## What you will do
a: From the plotting notes, give again the part starting at "Overplotting" and ending at "geom_point()", keeping every character as it appears.
b: List every label written between the runs of dots in the comment lines (lines beginning with #) of the plotting notes.
c: According to the plotting notes, what is the problem called overplotting, and why does it matter for scatter plots?

## Excerpt provided
Use color for third variable
But oftentimes best to just create two different plots
#......................effect of DOC on pH.......................
stream_chem_data |>
dplyr::filter(waterYr == 2024) |>
ggplot(aes(x = DOC, y = pH, color = site)) +
geom_point(alpha = 0.5)
#....................effect of DOC on Al_ICP.....................
stream_chem_data |>
dplyr::filter(waterYr == 2024) |>
ggplot(aes(x = Al_ICP, y = pH, color = site)) +
geom_point(alpha = 0.5)

Overplotting
- if you have too many points, scatter plots can be ineffective
#.....................wayyyy too many points.....................
ggplot(stream_chem_data, aes(x = SO4, y = pH)) +
geom_point()
Initial strategies
#................smaller more transparent points.................
ggplot(stream_chem_data, aes(x = SO4, y = pH)) +
geom_point(size = 0.5, alpha = 0.3)
#..........................add rug plot..........................
ggplot(stream_chem_data, aes(x = SO4, y = pH)) +
geom_point(size = 0.5, alpha = 0.3) +
geom_rug()

## Supplied information
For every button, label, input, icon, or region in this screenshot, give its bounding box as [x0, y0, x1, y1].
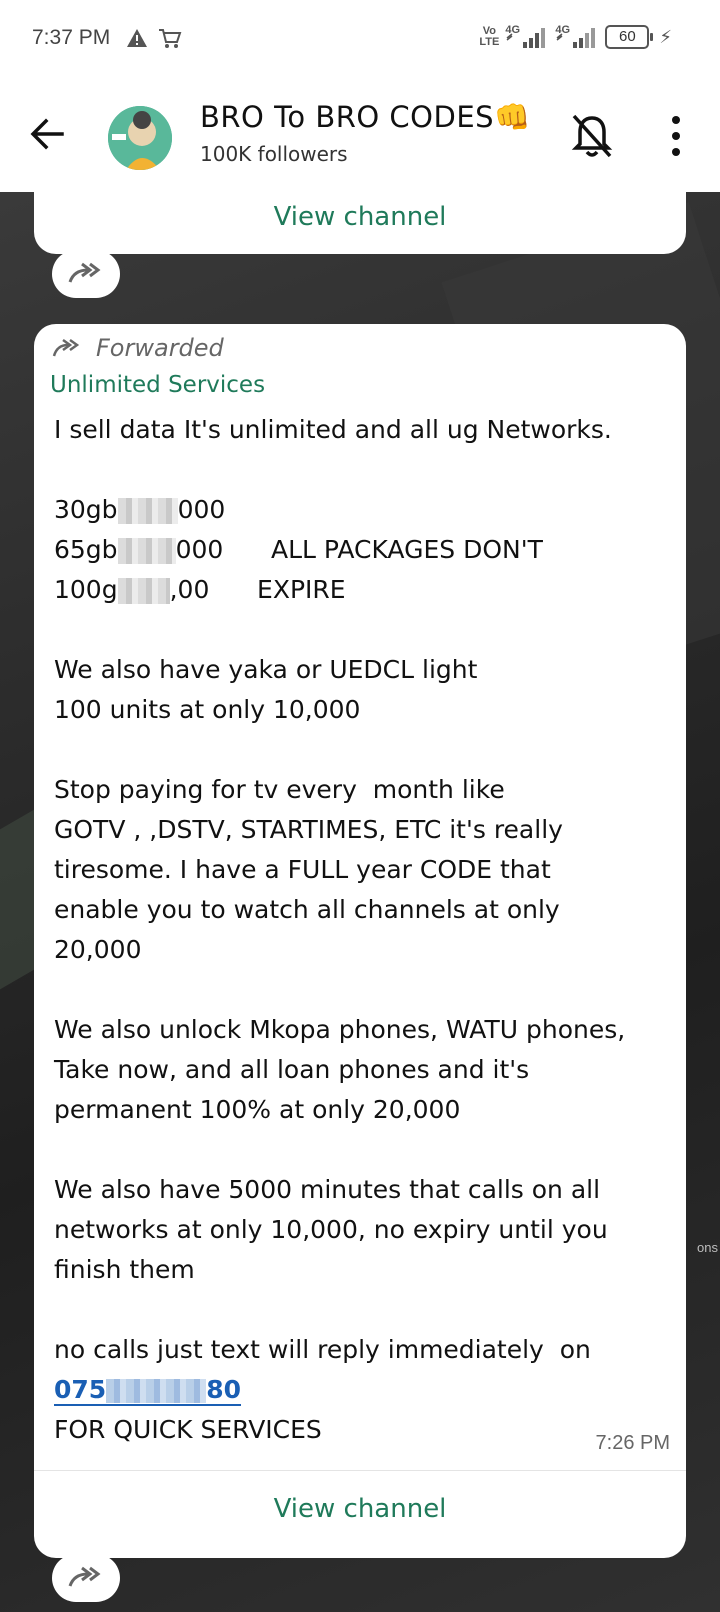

## Answers below
a:
Overplotting
- if you have too many points, scatter plots can be ineffective
#.....................wayyyy too many points.....................
ggplot(stream_chem_data, aes(x = SO4, y = pH)) +
geom_point()

b:
- effect of DOC on pH
- effect of DOC on Al_ICP
- wayyyy too many points
- smaller more transparent points
- add rug plot

c: Overplotting happens when a plot has too many points. In that case, scatter plots can be ineffective.